* [SHORT PROBLEM] Take every line where the string "kupu" appears and copy it.

Data excerpts:
□ □ □ □ □ □ □

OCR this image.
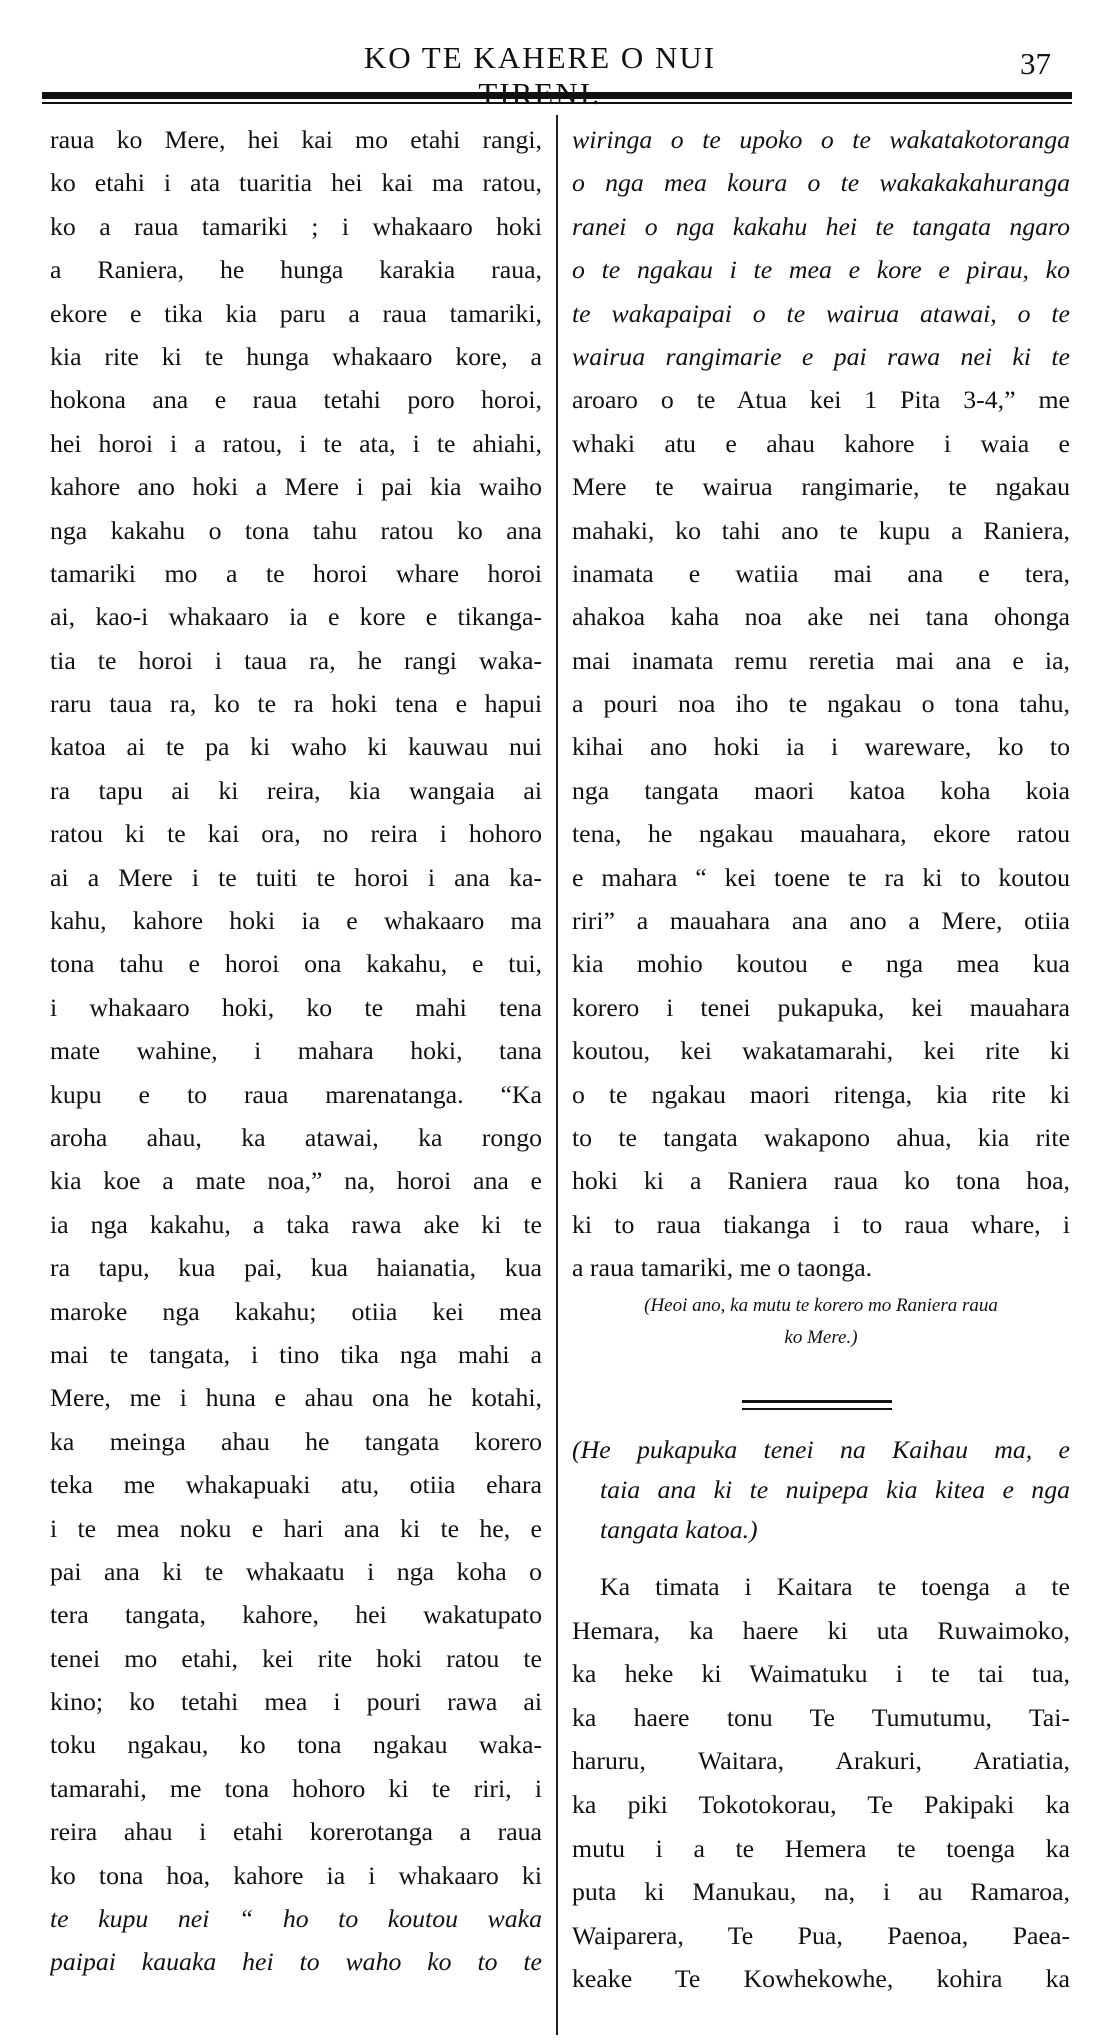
KO TE KAHERE O NUI	37
raua ko Mere, hei kai mo etahi rangi,
ko etahi i ata tuaritia hei kai ma ratou,
ko a raua tamariki ; i whakaaro hoki
a Raniera, he hunga karakia raua,
ekore e tika kia paru a raua tamariki,
kia rite ki te hunga whakaaro kore, a
hokona ana e raua tetahi poro horoi,
hei horoi i a ratou, i te ata, i te ahiahi,
kahore ano hoki a Mere i pai kia waiho
nga kakahu o tona tahu ratou ko ana
tamariki mo a te horoi whare horoi
ai, kao-i whakaaro ia e kore e tikanga-
tia te horoi i taua ra, he rangi waka-
raru taua ra, ko te ra hoki tena e hapui
katoa ai te pa ki waho ki kauwau nui
ra tapu ai ki reira, kia wangaia ai
ratou ki te kai ora, no reira i hohoro
ai a Mere i te tuiti te horoi i ana ka-
kahu, kahore hoki ia e whakaaro ma
tona tahu e horoi ona kakahu, e tui,
i whakaaro hoki, ko te mahi tena
mate wahine, i mahara hoki, tana
kupu e to raua marenatanga. “Ka
aroha ahau, ka atawai, ka rongo
kia koe a mate noa,” na, horoi ana e
ia nga kakahu, a taka rawa ake ki te
ra tapu, kua pai, kua haianatia, kua
maroke nga kakahu; otiia kei mea
mai te tangata, i tino tika nga mahi a
Mere, me i huna e ahau ona he kotahi,
ka meinga ahau he tangata korero
teka me whakapuaki atu, otiia ehara
i te mea noku e hari ana ki te he, e
pai ana ki te whakaatu i nga koha o
tera tangata, kahore, hei wakatupato
tenei mo etahi, kei rite hoki ratou te
kino; ko tetahi mea i pouri rawa ai
toku ngakau, ko tona ngakau waka-
tamarahi, me tona hohoro ki te riri, i
reira ahau i etahi korerotanga a raua
ko tona hoa, kahore ia i whakaaro ki
te kupu nei “ ho to koutou waka
paipai kauaka hei to waho ko to te
wiringa o te upoko o te wakatakotoranga
o nga mea koura o te wakakakahuranga
ranei o nga kakahu hei te tangata ngaro
o te ngakau i te mea e kore e pirau, ko
te wakapaipai o te wairua atawai, o te
wairua rangimarie e pai rawa nei ki te
aroaro o te Atua kei 1 Pita 3-4,” me
whaki atu e ahau kahore i waia e
Mere te wairua rangimarie, te ngakau
mahaki, ko tahi ano te kupu a Raniera,
inamata e watiia mai ana e tera,
ahakoa kaha noa ake nei tana ohonga
mai inamata remu reretia mai ana e ia,
a pouri noa iho te ngakau o tona tahu,
kihai ano hoki ia i wareware, ko to
nga tangata maori katoa koha koia
tena, he ngakau mauahara, ekore ratou
e mahara “ kei toene te ra ki to koutou
riri” a mauahara ana ano a Mere, otiia
kia mohio koutou e nga mea kua
korero i tenei pukapuka, kei mauahara
koutou, kei wakatamarahi, kei rite ki
o te ngakau maori ritenga, kia rite ki
to te tangata wakapono ahua, kia rite
hoki ki a Raniera raua ko tona hoa,
ki to raua tiakanga i to raua whare, i
a raua tamariki, me o taonga.
(Heoi ano, ka mutu te korero mo Raniera raua
ko Mere.)
(He pukapuka tenei na Kaihau ma, e
taia ana ki te nuipepa kia kitea e nga
tangata katoa.)
Ka timata i Kaitara te toenga a te
Hemara, ka haere ki uta Ruwaimoko,
ka heke ki Waimatuku i te tai tua,
ka haere tonu Te Tumutumu, Tai-
haruru, Waitara, Arakuri, Aratiatia,
ka piki Tokotokorau, Te Pakipaki ka
mutu i a te Hemera te toenga ka
puta ki Manukau, na, i au Ramaroa,
Waiparera, Te Pua, Paenoa, Paea-
keake Te Kowhekowhe, kohira ka
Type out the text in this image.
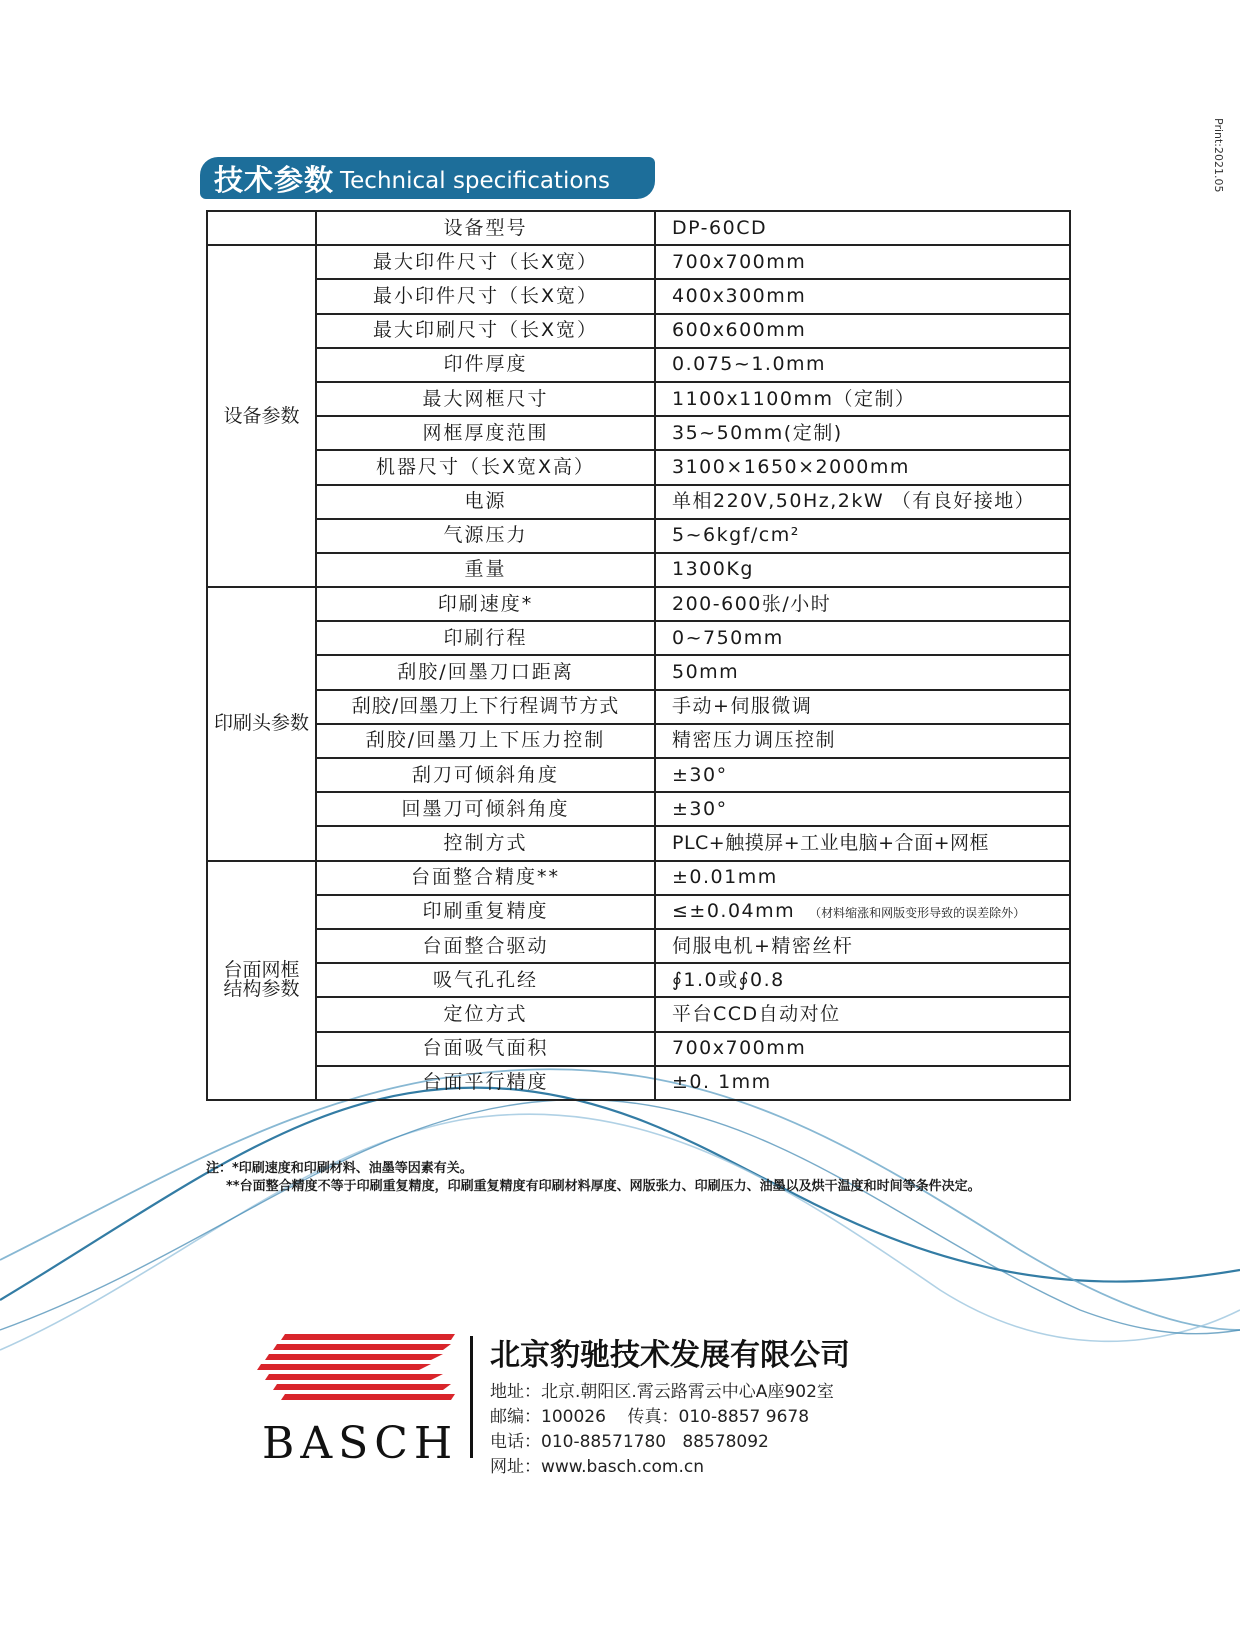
Print:2021.05
技术参数 Technical specifications
	设备型号	DP-60CD
设备参数	最大印件尺寸（长X宽）	700x700mm
	最小印件尺寸（长X宽）	400x300mm
	最大印刷尺寸（长X宽）	600x600mm
	印件厚度	0.075~1.0mm
	最大网框尺寸	1100x1100mm（定制）
	网框厚度范围	35~50mm(定制)
	机器尺寸（长X宽X高）	3100×1650×2000mm
	电源	单相220V,50Hz,2kW （有良好接地）
	气源压力	5~6kgf/cm²
	重量	1300Kg
印刷头参数	印刷速度*	200-600张/小时
	印刷行程	0~750mm
	刮胶/回墨刀口距离	50mm
	刮胶/回墨刀上下行程调节方式	手动+伺服微调
	刮胶/回墨刀上下压力控制	精密压力调压控制
	刮刀可倾斜角度	±30°
	回墨刀可倾斜角度	±30°
	控制方式	PLC+触摸屏+工业电脑+合面+网框
台面网框
结构参数	台面整合精度**	±0.01mm
	印刷重复精度	≤±0.04mm （材料缩涨和网版变形导致的误差除外）
	台面整合驱动	伺服电机+精密丝杆
	吸气孔孔经	∮1.0或∮0.8
	定位方式	平台CCD自动对位
	台面吸气面积	700x700mm
	台面平行精度	±0. 1mm
注：*印刷速度和印刷材料、油墨等因素有关。
**台面整合精度不等于印刷重复精度，印刷重复精度有印刷材料厚度、网版张力、印刷压力、油墨以及烘干温度和时间等条件决定。
BASCH
北京豹驰技术发展有限公司
地址：北京.朝阳区.霄云路霄云中心A座902室
邮编：100026    传真：010-8857 9678
电话：010-88571780   88578092
网址：www.basch.com.cn
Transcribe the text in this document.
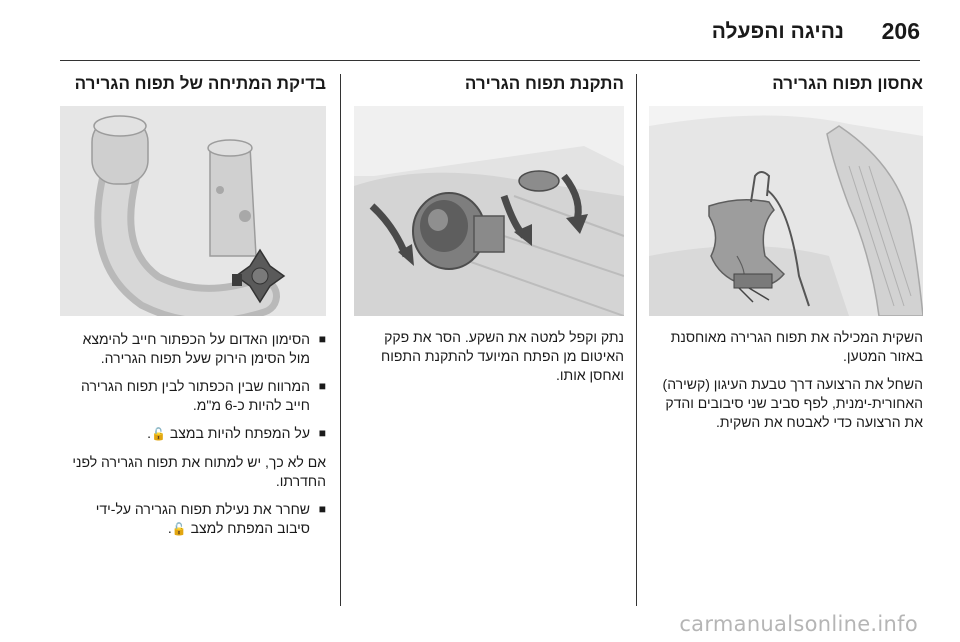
206
נהיגה והפעלה
אחסון תפוח הגרירה

השקית המכילה את תפוח הגרירה מאוחסנת באזור המטען.

השחל את הרצועה דרך טבעת העיגון (קשירה) האחורית-ימנית, לפף סביב שני סיבובים והדק את הרצועה כדי לאבטח את השקית.

התקנת תפוח הגרירה

נתק וקפל למטה את השקע. הסר את פקק האיטום מן הפתח המיועד להתקנת התפוח ואחסן אותו.

בדיקת המתיחה של תפוח הגרירה
■
הסימון האדום על הכפתור חייב להימצא מול הסימן הירוק שעל תפוח הגרירה.
■
המרווח שבין הכפתור לבין תפוח הגרירה חייב להיות כ-6 מ"מ.
■
על המפתח להיות במצב 🔓.

אם לא כך, יש למתוח את תפוח הגרירה לפני החדרתו.

■
שחרר את נעילת תפוח הגרירה על-ידי סיבוב המפתח למצב 🔓.
carmanualsonline.info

□ □ □ □ □ □ □

* [RESPONSE TO THE TASK]
kupu e to raua marenatanga. “Ka
te kupu nei “ ho to koutou waka
mahaki, ko tahi ano te kupu a Raniera,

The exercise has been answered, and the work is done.